Short exercise
All lines in the data bearing the string "ѣдетъ" should be identified and copied.

-- Start Record set --

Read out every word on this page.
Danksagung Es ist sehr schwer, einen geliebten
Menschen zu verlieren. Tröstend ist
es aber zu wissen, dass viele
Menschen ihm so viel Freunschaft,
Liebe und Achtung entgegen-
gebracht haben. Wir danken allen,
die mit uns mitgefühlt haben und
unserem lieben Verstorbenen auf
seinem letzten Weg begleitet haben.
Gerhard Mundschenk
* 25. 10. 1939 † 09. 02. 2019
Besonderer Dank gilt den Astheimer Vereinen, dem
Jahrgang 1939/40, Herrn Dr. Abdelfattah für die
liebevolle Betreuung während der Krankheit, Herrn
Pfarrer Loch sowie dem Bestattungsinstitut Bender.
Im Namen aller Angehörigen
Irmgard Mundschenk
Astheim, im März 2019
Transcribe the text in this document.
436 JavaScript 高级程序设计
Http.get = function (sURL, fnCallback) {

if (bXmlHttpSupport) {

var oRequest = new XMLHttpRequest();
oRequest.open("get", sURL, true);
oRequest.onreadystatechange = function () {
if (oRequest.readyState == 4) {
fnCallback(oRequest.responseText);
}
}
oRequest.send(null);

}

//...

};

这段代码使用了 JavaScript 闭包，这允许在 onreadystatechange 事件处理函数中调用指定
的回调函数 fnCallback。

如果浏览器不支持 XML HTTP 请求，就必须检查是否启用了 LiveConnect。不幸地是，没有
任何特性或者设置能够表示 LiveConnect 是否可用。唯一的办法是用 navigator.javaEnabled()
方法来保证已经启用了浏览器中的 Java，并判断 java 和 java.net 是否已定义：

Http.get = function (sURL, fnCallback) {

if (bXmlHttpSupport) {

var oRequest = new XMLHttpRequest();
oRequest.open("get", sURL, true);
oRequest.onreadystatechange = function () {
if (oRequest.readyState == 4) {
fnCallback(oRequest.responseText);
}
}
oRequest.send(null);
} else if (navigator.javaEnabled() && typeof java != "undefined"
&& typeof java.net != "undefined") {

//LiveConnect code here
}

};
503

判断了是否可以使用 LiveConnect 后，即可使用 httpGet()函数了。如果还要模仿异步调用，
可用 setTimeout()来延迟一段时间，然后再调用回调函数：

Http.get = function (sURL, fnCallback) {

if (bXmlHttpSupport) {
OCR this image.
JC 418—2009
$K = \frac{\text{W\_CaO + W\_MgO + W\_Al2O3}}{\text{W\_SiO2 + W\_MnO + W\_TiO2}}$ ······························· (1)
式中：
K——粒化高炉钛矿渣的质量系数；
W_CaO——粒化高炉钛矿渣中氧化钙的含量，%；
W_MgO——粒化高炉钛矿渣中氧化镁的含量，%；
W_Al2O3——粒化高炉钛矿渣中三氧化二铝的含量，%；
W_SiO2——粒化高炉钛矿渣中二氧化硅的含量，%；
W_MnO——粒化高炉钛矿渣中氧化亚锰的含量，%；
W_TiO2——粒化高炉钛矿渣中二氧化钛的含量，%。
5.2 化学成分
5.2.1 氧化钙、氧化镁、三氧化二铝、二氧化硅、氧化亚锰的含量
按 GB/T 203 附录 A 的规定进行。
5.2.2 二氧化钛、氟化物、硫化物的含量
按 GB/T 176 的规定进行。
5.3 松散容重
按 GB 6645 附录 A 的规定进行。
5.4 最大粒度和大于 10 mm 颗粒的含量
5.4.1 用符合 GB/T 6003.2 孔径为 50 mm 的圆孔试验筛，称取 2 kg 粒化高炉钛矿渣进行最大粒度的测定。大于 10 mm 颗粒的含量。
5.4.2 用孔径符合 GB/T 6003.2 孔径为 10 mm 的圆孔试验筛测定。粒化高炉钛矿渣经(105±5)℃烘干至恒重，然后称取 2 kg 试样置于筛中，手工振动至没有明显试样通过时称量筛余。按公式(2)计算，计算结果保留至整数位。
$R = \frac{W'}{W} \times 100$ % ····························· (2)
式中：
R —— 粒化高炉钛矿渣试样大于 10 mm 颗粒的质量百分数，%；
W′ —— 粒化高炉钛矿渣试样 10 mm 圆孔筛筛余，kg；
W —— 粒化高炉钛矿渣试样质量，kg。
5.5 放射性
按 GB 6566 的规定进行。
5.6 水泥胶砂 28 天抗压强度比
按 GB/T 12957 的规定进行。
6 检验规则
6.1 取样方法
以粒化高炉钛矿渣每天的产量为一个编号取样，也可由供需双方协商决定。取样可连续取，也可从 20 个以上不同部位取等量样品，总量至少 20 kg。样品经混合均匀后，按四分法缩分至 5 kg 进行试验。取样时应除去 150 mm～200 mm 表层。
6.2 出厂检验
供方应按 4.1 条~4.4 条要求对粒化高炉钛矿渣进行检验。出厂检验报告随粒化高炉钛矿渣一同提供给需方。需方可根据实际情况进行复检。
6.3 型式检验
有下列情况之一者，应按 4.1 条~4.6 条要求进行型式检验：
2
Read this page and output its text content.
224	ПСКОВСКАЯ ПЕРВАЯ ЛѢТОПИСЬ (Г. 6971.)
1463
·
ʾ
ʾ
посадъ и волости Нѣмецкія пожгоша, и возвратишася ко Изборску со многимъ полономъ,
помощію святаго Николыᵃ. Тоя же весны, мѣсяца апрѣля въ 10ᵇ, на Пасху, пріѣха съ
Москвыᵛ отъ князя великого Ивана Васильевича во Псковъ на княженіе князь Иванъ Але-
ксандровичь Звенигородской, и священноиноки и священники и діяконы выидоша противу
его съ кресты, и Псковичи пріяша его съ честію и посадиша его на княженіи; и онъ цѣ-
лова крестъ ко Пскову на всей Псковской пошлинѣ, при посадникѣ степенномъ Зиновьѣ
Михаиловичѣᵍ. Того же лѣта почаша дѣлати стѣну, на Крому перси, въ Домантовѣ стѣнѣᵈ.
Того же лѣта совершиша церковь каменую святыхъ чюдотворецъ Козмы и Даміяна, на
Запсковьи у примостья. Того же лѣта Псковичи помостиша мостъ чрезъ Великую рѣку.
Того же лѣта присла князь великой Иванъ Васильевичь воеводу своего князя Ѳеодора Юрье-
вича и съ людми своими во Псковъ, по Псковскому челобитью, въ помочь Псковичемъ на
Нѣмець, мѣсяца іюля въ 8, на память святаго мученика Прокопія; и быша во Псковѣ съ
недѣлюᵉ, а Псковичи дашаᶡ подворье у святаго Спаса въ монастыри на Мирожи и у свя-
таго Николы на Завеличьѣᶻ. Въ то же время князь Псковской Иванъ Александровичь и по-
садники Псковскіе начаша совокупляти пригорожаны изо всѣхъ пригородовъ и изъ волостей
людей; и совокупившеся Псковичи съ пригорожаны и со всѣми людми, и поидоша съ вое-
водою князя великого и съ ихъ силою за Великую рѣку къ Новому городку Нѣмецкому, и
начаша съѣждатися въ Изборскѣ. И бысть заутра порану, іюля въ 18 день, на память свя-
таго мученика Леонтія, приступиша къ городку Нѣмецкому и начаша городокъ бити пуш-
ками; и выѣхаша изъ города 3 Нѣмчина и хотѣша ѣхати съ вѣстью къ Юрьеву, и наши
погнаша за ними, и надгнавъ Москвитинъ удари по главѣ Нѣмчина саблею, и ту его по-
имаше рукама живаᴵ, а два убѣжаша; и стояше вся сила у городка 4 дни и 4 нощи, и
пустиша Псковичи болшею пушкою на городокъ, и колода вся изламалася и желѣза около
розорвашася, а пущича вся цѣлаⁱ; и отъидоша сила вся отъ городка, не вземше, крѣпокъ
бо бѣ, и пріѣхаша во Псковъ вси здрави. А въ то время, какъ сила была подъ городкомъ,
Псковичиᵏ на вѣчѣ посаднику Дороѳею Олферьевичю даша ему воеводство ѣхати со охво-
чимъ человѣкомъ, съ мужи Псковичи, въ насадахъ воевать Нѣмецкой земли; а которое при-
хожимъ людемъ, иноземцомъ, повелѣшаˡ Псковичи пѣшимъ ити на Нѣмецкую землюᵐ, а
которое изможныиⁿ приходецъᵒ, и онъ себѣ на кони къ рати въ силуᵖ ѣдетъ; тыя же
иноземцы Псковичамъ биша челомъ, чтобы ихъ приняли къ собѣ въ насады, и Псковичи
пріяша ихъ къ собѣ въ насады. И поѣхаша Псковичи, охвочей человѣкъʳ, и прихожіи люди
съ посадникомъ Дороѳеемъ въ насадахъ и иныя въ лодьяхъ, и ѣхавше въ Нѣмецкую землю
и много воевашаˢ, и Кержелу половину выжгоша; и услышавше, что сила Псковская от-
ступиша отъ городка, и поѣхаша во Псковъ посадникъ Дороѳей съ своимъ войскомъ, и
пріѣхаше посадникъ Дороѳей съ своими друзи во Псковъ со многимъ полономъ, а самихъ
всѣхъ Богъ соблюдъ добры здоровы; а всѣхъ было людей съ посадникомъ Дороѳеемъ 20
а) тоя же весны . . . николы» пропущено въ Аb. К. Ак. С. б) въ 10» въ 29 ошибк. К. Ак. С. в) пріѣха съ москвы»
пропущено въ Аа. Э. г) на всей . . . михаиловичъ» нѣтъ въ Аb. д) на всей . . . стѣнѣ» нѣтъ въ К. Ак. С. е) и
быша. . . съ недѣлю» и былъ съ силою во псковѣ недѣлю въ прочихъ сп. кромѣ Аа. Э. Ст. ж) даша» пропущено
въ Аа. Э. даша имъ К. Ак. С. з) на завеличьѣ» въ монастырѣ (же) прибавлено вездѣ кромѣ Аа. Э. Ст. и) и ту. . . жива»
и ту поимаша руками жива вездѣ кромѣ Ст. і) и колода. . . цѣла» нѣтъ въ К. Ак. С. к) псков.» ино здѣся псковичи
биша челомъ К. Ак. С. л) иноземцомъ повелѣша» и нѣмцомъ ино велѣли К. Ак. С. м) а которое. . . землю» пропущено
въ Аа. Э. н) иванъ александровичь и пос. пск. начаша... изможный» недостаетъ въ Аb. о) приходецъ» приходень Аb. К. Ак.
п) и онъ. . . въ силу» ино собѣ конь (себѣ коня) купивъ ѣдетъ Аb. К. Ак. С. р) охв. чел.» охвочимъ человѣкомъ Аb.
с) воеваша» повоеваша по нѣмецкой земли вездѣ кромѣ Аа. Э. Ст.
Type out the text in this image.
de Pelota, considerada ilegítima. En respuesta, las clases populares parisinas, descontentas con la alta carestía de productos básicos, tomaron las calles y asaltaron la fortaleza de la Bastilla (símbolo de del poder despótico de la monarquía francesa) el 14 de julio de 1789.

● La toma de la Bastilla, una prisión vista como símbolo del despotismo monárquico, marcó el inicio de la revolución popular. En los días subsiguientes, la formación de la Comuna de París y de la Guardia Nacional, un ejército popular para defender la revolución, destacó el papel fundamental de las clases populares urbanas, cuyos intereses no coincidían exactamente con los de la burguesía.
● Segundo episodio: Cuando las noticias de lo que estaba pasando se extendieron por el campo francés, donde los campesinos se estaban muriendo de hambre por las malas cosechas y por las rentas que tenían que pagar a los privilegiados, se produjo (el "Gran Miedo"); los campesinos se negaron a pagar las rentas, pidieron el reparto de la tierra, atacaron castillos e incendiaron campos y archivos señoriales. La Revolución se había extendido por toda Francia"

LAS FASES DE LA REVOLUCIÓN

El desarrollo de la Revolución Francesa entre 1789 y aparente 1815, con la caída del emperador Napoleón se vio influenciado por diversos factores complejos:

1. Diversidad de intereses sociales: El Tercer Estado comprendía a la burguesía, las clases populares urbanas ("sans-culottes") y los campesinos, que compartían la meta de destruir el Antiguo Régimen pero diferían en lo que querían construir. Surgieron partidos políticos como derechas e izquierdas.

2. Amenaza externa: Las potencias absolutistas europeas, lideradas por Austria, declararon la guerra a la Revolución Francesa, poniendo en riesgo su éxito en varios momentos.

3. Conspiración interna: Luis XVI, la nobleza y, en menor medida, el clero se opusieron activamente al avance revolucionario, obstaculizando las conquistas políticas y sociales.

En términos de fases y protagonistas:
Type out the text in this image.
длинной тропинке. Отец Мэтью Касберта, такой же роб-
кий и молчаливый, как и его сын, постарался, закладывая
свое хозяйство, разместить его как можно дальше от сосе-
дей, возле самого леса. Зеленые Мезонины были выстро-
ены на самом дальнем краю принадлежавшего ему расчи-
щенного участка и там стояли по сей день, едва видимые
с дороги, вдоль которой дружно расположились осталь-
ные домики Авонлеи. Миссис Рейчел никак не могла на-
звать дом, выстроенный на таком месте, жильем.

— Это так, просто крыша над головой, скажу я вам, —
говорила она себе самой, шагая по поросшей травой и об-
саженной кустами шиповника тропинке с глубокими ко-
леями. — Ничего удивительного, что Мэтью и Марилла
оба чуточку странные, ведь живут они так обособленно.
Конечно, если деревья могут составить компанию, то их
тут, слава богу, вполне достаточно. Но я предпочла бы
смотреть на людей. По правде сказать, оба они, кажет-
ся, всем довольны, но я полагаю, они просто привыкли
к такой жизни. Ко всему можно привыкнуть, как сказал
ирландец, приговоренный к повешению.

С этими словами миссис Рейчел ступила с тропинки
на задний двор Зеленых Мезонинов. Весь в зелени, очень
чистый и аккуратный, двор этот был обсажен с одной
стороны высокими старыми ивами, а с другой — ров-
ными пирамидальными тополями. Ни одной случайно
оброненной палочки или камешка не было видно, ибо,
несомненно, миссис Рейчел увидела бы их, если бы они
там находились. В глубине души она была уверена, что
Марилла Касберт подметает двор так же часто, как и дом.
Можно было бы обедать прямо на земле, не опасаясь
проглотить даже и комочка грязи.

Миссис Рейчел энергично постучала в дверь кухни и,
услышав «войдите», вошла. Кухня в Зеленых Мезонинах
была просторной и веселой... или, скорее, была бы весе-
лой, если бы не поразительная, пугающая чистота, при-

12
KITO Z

-- End Record set --

Solution for this problem
которое изможныиⁿ приходецъᵒ, и онъ себѣ на кони къ рати въ силуᵖ ѣдетъ; тыя же
п) и онъ. . . въ силу» ино собѣ конь (себѣ коня) купивъ ѣдетъ Аb. К. Ак. С. р) охв. чел.» охвочимъ человѣкомъ Аb.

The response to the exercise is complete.